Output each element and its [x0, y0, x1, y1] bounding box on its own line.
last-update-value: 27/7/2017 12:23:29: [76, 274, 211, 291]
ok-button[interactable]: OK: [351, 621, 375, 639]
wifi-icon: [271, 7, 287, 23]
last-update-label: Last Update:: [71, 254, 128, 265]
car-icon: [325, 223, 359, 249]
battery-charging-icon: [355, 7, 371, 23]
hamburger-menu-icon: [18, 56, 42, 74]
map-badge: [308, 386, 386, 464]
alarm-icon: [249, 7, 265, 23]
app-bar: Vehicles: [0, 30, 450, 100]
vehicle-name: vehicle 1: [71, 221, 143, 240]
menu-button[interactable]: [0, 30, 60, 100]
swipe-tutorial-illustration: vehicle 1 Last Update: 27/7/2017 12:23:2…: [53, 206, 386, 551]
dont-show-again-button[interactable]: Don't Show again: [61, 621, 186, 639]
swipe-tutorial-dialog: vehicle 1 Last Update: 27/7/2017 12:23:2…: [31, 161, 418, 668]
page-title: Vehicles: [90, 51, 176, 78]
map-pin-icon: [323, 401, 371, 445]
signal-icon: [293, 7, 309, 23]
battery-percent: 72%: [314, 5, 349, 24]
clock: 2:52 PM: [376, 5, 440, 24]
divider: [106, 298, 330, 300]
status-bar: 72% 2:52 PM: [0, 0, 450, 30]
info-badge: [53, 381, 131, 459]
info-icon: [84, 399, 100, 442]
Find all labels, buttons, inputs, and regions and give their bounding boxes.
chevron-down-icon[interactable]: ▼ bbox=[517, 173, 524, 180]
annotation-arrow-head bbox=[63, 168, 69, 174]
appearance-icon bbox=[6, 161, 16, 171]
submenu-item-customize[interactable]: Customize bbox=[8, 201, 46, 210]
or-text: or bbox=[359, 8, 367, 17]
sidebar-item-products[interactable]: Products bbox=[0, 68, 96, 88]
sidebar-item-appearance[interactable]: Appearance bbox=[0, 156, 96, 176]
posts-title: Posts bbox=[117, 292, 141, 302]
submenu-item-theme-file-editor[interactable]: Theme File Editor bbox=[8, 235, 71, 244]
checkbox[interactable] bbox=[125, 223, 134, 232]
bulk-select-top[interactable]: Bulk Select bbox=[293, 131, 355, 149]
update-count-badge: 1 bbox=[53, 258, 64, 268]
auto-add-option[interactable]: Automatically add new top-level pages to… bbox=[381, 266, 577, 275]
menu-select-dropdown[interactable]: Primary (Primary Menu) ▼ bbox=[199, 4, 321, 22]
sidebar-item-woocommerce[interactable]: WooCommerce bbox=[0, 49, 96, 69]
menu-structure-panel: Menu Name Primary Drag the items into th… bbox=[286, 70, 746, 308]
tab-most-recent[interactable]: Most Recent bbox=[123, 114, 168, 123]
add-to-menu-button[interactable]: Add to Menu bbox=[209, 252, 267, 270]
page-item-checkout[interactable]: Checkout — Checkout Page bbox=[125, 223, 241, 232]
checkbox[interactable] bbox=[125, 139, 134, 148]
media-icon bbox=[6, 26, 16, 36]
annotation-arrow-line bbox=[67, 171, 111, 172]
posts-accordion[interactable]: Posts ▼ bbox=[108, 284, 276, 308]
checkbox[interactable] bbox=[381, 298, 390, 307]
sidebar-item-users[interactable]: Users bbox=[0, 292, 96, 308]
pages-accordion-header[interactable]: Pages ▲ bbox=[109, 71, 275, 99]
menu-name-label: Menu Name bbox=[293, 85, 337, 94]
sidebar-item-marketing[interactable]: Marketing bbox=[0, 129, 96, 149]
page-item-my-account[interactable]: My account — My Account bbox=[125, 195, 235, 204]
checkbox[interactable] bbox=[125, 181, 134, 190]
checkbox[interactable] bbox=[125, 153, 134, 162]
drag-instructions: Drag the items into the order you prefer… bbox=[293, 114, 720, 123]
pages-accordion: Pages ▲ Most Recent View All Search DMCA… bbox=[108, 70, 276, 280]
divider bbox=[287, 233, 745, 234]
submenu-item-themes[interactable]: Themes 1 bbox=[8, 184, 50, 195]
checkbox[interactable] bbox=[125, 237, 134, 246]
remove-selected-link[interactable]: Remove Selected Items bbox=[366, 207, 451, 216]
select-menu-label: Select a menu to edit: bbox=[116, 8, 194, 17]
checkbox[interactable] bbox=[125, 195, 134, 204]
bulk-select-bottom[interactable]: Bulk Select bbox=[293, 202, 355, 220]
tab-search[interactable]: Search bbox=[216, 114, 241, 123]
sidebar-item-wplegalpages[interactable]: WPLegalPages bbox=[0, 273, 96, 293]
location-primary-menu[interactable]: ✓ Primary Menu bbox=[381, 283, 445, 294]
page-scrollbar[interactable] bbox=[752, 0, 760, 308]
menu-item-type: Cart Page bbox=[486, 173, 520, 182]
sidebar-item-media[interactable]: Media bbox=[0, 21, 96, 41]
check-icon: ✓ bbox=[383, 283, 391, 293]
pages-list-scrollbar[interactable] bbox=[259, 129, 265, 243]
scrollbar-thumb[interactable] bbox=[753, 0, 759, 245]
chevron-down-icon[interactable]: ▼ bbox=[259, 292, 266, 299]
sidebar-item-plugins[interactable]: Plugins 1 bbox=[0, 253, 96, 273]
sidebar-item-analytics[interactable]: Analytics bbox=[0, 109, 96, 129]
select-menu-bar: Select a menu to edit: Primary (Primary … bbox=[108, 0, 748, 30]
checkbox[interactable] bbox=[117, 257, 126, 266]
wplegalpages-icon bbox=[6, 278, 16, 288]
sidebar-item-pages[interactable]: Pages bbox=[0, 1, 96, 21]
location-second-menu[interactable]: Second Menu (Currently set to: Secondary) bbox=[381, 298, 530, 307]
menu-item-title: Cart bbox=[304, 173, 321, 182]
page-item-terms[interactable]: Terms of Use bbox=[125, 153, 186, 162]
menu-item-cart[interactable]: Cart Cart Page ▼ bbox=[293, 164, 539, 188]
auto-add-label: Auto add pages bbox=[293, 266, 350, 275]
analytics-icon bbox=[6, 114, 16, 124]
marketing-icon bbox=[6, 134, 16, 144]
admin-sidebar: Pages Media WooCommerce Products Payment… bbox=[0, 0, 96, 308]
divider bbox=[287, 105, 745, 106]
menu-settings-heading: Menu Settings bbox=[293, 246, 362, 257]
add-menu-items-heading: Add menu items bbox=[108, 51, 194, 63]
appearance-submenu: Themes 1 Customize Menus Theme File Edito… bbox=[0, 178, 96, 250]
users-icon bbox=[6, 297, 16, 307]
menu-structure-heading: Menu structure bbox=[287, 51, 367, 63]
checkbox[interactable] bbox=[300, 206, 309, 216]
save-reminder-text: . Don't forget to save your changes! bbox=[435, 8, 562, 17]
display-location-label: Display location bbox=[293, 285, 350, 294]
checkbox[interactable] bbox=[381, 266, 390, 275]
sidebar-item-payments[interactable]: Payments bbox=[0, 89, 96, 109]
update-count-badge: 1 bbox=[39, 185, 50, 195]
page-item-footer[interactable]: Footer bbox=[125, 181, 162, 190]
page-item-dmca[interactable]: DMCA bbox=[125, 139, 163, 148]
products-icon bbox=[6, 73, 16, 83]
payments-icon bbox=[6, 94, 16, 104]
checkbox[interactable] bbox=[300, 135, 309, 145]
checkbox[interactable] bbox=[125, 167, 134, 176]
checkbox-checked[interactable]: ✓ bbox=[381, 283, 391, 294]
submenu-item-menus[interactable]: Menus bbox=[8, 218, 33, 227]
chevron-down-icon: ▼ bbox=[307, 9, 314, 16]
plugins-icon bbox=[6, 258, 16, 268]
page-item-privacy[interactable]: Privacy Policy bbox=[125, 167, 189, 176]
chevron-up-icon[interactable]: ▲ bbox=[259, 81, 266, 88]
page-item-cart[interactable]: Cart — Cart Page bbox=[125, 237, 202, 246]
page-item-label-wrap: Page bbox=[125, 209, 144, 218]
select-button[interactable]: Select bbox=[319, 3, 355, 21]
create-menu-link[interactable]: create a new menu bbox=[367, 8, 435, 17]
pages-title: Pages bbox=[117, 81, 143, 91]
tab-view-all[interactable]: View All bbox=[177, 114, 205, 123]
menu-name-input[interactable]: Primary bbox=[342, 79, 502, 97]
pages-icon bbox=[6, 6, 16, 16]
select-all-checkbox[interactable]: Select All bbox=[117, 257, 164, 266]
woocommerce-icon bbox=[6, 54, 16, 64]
• • • • •
Short exercise -
Reproduce the material above word for word, from its first line through the line containing "divider: [106, 298, 330, 300]", including both of those lines.

Reply -
Output each element and its [x0, y0, x1, y1] bounding box on its own line.
last-update-value: 27/7/2017 12:23:29: [76, 274, 211, 291]
ok-button[interactable]: OK: [351, 621, 375, 639]
wifi-icon: [271, 7, 287, 23]
last-update-label: Last Update:: [71, 254, 128, 265]
car-icon: [325, 223, 359, 249]
battery-charging-icon: [355, 7, 371, 23]
hamburger-menu-icon: [18, 56, 42, 74]
map-badge: [308, 386, 386, 464]
alarm-icon: [249, 7, 265, 23]
app-bar: Vehicles: [0, 30, 450, 100]
vehicle-name: vehicle 1: [71, 221, 143, 240]
menu-button[interactable]: [0, 30, 60, 100]
swipe-tutorial-illustration: vehicle 1 Last Update: 27/7/2017 12:23:2…: [53, 206, 386, 551]
dont-show-again-button[interactable]: Don't Show again: [61, 621, 186, 639]
swipe-tutorial-dialog: vehicle 1 Last Update: 27/7/2017 12:23:2…: [31, 161, 418, 668]
page-title: Vehicles: [90, 51, 176, 78]
map-pin-icon: [323, 401, 371, 445]
signal-icon: [293, 7, 309, 23]
battery-percent: 72%: [314, 5, 349, 24]
clock: 2:52 PM: [376, 5, 440, 24]
divider: [106, 298, 330, 300]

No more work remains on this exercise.